PASSAGE:
=======
I've had my Ribbon for about 3 weeks and 7 rides. I think I'm pretty close on my set-up finally. Here's my specs and settings incase someone needs/wants a starting spot.

215lb with gear Intermediate rider
So CA (Temecula area) trails, not XC
160mm travel
2016 Transition Carbon Patrol
2018 Fox DHX2 (coil) shock
2.8 Maxxis Rekons front and rear

With the following settings I'm about 6-8mm from bottoming but have not hit any huge drops yet, just the normal rock gardens and jump line trails. Sedona in October will provide bigger drops. Small bump compliance is excellent. 

60psi positive side
70psi negative side
Compression all the way open
Ramp at 13 out
Rebound at 10 clicks from tight
I have no idea what my sag is now as I haven't checked lately. That went out the window after the first ride.


----------



## buddiesconfusion (Feb 7, 2009)

Anyone tried to do a maintenance rebuild on their ribbon yet? Thinking of selling my pike and getting one. I'd be out approx $100-115 to upgrade not sure if it's worth it becaus I'd also have to have my front wheel re-dished


----------



## NoahColorado (Aug 3, 2004)

buddiesconfusion said:


> I'd also have to have my front wheel re-dished


Why? You're not Boost now?


----------



## 2zmtnz (Apr 20, 2017)

Noah,

Thanks for the set up help for my Megatrail it is absolutely spot on! The fork is all around amazing and I am already looking at upgrading my gf's bike to a ribbon in the future.
=======
ENTRIES PROVIDED:

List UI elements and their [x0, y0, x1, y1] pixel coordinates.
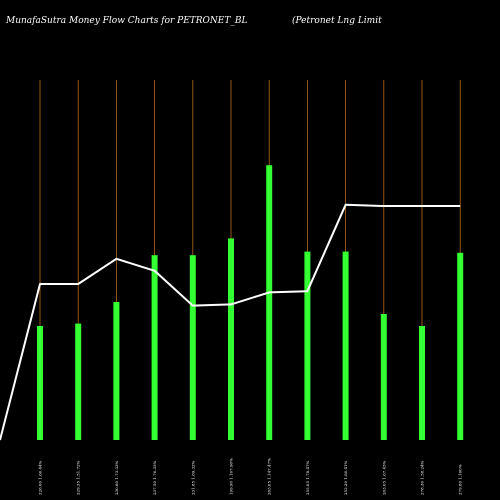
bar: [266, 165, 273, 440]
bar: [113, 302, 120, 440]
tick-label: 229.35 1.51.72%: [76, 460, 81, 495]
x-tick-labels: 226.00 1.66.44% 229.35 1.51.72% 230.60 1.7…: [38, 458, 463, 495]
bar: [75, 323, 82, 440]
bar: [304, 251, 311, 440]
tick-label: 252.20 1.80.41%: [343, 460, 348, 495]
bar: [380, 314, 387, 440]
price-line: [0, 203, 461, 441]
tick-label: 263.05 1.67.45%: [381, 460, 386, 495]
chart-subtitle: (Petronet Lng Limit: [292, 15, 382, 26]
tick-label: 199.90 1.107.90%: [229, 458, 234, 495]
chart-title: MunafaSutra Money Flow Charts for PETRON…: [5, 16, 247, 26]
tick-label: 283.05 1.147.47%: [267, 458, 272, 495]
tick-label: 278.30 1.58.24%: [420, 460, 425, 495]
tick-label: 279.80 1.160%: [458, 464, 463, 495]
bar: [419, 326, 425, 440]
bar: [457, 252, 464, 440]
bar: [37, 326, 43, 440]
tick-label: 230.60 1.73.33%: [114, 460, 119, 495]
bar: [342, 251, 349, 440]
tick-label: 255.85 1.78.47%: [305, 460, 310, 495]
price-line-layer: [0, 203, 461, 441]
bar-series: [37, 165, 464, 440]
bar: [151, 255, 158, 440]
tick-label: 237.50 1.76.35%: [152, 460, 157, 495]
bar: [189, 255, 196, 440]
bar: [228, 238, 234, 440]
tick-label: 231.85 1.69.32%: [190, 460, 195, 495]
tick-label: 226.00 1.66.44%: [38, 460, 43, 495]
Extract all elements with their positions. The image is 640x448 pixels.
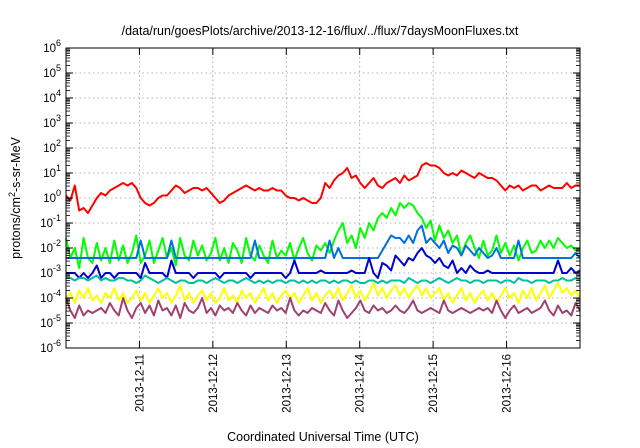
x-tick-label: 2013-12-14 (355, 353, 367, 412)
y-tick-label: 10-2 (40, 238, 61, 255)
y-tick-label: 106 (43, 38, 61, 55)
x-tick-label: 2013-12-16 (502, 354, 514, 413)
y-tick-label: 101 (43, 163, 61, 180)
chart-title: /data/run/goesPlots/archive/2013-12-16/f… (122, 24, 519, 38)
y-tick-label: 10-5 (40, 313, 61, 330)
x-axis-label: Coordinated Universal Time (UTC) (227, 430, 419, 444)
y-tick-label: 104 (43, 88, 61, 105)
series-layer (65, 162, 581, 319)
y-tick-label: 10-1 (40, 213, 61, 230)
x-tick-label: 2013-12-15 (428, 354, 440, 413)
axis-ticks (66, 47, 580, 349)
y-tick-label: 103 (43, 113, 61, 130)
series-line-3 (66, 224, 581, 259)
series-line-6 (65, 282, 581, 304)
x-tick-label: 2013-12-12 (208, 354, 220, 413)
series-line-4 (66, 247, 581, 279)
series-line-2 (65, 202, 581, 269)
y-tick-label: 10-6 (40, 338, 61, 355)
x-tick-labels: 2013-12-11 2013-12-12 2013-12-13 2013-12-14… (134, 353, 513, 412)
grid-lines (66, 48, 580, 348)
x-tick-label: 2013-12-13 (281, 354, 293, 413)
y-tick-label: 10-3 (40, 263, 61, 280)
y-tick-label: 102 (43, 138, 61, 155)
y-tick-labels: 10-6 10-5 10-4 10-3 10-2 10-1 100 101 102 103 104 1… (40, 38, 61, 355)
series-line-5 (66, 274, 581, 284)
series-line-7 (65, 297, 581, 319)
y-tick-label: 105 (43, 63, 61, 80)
=======
WHAT YOU HAVE TO DO: For each statement below, answer yes or no according to the forum thread, and quote the words from the thread that decide it. (a) The first poster runs a higher pressure on the negative side than on the positive side. (b) The first poster checked sag recently. (c) buddiesconfusion expects the upgrade to cost about $200.

OUTPUT OF THE EXERCISE:
(a) Yes: "60psi positive side" and "70psi negative side"
(b) No: "I have no idea what my sag is now as I haven't checked lately."
(c) No: "I'd be out approx $100-115 to upgrade"